─── Data listing ───

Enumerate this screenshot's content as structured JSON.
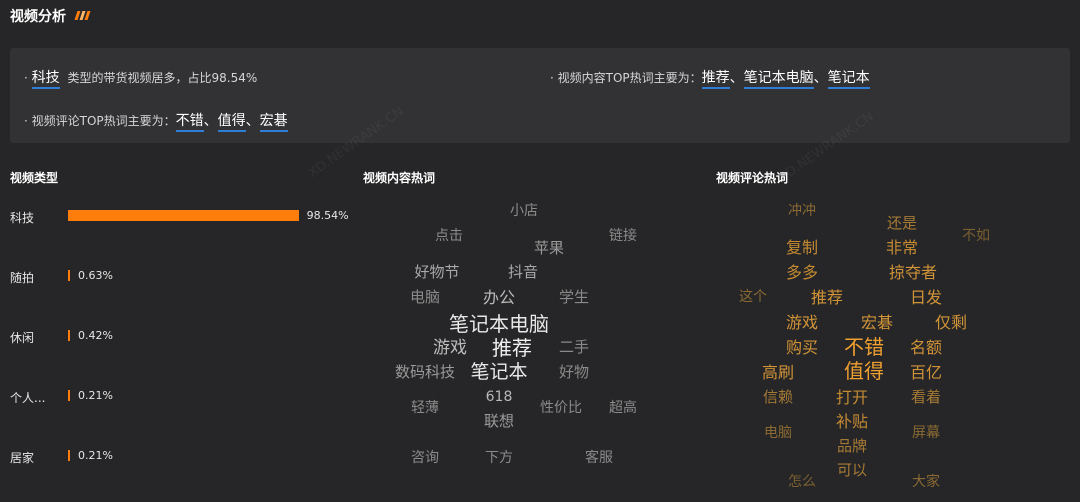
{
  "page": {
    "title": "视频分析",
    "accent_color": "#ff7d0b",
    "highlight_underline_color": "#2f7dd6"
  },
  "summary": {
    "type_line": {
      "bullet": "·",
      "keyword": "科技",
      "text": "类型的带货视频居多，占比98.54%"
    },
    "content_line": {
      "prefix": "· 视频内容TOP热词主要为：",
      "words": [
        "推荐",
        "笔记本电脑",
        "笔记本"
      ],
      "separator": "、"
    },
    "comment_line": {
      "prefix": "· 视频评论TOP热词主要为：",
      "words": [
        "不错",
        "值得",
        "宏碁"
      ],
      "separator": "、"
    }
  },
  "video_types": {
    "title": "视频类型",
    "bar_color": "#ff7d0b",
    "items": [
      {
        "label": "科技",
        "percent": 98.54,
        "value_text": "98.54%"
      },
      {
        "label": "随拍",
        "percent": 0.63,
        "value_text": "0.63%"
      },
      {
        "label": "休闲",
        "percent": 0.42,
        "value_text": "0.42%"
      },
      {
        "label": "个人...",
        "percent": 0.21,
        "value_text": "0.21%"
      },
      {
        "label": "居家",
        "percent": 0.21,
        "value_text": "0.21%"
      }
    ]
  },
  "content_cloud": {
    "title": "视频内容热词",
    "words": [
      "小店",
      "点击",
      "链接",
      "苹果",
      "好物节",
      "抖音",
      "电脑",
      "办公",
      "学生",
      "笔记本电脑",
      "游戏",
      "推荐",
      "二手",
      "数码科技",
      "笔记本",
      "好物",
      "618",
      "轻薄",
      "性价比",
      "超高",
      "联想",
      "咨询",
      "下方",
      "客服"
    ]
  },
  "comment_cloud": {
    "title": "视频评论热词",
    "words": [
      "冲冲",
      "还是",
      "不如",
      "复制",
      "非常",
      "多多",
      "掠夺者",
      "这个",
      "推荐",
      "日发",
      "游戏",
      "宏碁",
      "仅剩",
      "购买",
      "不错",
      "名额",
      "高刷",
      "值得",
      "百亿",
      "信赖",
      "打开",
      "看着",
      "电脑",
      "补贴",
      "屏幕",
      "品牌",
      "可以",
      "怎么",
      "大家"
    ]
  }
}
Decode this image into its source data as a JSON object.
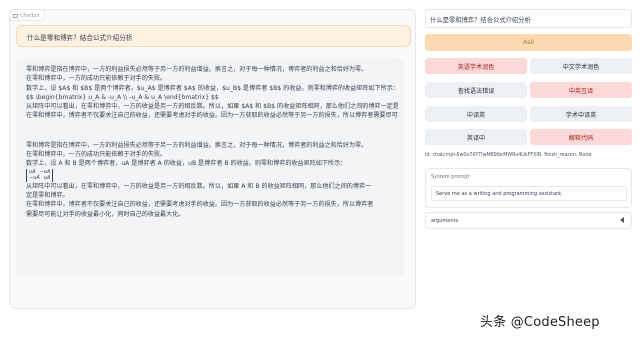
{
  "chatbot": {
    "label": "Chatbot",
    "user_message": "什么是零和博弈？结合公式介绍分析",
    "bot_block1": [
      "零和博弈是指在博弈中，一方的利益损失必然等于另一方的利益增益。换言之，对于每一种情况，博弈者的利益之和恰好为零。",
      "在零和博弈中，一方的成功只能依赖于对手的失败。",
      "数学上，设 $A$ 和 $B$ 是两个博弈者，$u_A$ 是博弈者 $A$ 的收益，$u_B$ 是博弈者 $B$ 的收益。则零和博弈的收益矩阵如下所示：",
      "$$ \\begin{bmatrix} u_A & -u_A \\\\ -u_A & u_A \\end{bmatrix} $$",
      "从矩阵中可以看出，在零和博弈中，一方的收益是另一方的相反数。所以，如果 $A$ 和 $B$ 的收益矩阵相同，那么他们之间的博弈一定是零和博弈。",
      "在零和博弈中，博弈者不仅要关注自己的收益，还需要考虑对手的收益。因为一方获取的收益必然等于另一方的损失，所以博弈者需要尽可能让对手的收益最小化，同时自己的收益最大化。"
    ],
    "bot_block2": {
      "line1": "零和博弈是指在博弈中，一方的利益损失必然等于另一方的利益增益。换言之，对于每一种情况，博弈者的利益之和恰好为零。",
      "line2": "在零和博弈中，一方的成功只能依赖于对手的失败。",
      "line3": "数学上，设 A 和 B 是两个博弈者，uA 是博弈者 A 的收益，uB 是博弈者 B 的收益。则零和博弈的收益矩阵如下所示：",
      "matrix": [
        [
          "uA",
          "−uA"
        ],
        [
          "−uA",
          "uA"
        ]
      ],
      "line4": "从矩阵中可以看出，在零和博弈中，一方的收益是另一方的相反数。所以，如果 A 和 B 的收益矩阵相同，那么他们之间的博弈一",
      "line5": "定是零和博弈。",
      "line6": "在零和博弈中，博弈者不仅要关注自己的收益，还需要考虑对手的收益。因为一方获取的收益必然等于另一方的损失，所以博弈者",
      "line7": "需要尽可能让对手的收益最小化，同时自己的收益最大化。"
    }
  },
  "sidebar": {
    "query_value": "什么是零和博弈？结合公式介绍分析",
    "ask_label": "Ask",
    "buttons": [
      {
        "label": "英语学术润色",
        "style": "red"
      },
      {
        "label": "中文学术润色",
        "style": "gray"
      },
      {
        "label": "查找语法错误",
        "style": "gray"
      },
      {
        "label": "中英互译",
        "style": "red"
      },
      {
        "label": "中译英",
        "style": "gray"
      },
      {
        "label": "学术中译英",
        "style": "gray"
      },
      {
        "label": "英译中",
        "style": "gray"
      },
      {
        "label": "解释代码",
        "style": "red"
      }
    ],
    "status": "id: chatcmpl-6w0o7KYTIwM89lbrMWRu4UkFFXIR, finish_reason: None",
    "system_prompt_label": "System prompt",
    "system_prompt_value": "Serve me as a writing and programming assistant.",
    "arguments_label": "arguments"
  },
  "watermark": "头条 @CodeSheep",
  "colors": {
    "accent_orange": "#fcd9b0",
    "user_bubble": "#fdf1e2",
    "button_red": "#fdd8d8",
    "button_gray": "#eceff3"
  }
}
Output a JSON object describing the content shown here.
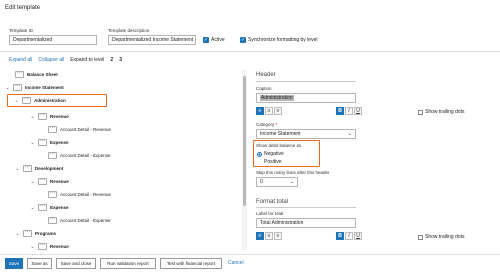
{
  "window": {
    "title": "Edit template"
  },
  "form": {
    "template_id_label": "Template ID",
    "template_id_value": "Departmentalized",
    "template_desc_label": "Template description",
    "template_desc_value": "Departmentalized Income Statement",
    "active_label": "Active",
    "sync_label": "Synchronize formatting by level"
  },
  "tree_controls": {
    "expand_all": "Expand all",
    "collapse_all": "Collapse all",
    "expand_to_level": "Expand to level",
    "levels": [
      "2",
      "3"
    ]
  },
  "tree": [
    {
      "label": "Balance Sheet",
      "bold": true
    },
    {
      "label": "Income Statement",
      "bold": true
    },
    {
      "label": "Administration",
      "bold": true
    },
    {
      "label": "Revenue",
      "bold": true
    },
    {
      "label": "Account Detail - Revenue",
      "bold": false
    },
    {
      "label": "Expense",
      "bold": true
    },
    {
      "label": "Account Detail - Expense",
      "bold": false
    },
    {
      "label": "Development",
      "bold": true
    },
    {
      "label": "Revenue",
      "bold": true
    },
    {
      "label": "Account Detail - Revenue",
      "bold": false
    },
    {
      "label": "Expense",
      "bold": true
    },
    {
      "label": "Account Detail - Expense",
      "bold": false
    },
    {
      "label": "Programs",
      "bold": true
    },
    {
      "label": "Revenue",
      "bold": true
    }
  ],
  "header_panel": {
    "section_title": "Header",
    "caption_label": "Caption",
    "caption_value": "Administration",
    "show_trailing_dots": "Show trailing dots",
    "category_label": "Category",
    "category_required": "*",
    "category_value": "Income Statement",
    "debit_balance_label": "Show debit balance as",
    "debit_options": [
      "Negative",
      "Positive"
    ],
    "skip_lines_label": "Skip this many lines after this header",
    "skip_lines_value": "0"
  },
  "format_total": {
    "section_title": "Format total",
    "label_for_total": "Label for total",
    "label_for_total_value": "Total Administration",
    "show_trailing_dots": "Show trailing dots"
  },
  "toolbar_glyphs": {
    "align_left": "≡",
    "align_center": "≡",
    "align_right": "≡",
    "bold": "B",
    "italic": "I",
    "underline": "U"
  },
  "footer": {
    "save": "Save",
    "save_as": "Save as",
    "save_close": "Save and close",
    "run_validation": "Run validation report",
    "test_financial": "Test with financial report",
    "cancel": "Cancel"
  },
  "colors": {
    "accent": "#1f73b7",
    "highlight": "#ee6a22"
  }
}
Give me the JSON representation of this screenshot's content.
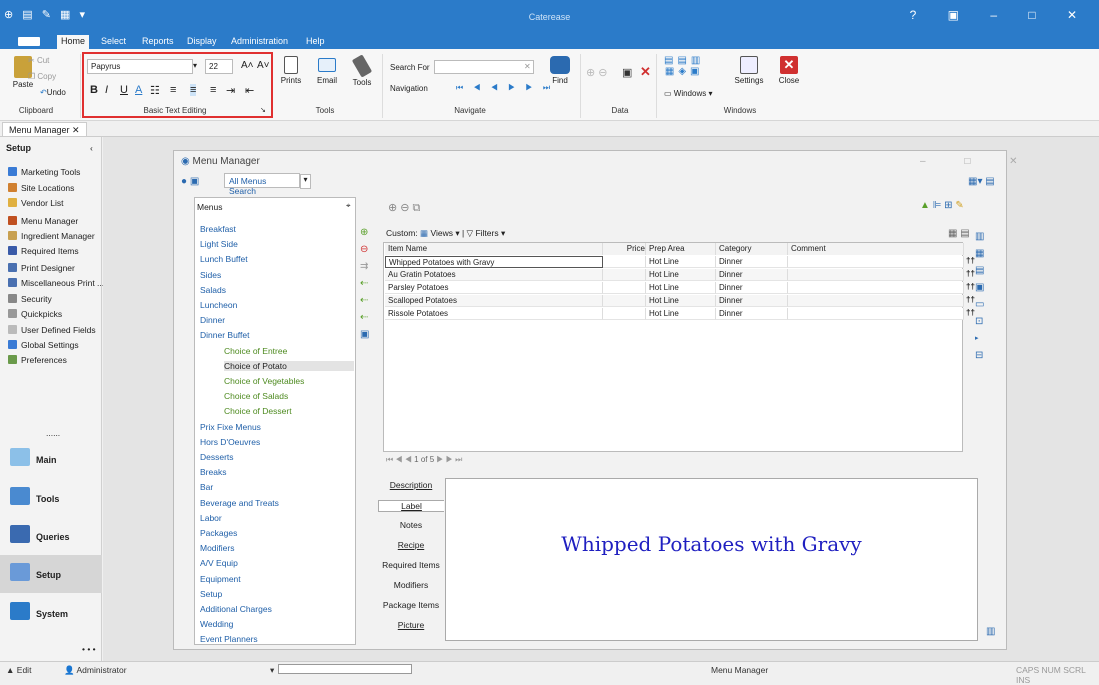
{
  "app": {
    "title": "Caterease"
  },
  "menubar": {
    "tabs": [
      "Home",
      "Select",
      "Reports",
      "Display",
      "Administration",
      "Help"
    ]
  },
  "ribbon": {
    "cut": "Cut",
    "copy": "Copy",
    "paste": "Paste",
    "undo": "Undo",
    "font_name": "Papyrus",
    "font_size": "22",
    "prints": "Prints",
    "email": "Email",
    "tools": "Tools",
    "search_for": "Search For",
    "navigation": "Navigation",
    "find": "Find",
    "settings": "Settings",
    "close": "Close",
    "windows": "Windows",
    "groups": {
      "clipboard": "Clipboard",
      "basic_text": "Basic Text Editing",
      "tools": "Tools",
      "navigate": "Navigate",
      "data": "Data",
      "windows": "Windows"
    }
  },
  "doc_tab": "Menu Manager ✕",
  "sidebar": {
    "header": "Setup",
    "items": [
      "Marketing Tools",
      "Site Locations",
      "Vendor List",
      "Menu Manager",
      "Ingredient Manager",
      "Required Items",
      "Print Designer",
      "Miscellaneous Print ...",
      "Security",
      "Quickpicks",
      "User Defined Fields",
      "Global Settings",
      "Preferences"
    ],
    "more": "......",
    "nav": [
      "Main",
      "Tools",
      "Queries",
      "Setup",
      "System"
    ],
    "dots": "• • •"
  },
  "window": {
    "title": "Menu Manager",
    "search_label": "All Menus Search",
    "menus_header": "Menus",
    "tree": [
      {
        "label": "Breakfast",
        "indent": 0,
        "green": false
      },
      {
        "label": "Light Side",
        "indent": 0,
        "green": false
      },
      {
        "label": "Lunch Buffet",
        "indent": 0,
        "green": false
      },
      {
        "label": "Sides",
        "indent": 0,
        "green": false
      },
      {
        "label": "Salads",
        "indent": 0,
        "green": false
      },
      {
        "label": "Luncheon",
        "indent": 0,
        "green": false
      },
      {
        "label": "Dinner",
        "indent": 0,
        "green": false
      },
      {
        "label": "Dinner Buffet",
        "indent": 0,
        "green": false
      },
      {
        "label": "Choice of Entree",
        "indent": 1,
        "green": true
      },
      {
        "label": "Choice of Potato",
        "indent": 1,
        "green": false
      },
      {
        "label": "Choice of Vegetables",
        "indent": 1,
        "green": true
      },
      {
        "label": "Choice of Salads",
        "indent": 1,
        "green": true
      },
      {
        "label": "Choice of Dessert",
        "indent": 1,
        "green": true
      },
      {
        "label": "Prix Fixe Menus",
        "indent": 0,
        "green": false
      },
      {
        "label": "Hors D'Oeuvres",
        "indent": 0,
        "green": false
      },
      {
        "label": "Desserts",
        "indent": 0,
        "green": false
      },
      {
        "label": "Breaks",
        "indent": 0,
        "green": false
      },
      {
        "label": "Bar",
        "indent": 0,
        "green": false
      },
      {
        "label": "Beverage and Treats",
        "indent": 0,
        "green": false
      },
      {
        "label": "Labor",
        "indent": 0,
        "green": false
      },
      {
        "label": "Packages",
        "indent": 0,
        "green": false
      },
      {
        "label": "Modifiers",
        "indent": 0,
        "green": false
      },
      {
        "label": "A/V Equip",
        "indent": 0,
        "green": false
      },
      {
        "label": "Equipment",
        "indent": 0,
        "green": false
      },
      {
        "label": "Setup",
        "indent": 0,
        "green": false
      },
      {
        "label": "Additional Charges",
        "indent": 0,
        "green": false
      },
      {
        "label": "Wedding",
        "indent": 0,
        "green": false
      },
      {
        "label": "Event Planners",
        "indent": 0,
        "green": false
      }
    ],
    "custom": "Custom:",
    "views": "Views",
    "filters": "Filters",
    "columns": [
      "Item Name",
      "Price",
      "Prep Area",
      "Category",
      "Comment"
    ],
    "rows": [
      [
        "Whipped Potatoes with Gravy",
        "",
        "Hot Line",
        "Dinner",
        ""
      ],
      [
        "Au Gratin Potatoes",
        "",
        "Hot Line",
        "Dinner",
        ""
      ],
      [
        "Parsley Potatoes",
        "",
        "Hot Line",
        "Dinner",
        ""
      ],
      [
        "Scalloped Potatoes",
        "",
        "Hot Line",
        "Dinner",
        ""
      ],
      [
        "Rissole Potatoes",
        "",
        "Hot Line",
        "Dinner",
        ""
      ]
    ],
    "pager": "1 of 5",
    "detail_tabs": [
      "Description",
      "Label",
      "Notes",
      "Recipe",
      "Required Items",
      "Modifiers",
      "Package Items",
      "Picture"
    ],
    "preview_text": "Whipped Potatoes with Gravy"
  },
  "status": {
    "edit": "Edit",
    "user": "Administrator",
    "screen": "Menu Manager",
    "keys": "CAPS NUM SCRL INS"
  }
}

───

Task details = Each line that has the word "Choice" should be copied.

Final result =
        "label": "Choice of Entree",
        "label": "Choice of Potato",
        "label": "Choice of Vegetables",
        "label": "Choice of Salads",
        "label": "Choice of Dessert",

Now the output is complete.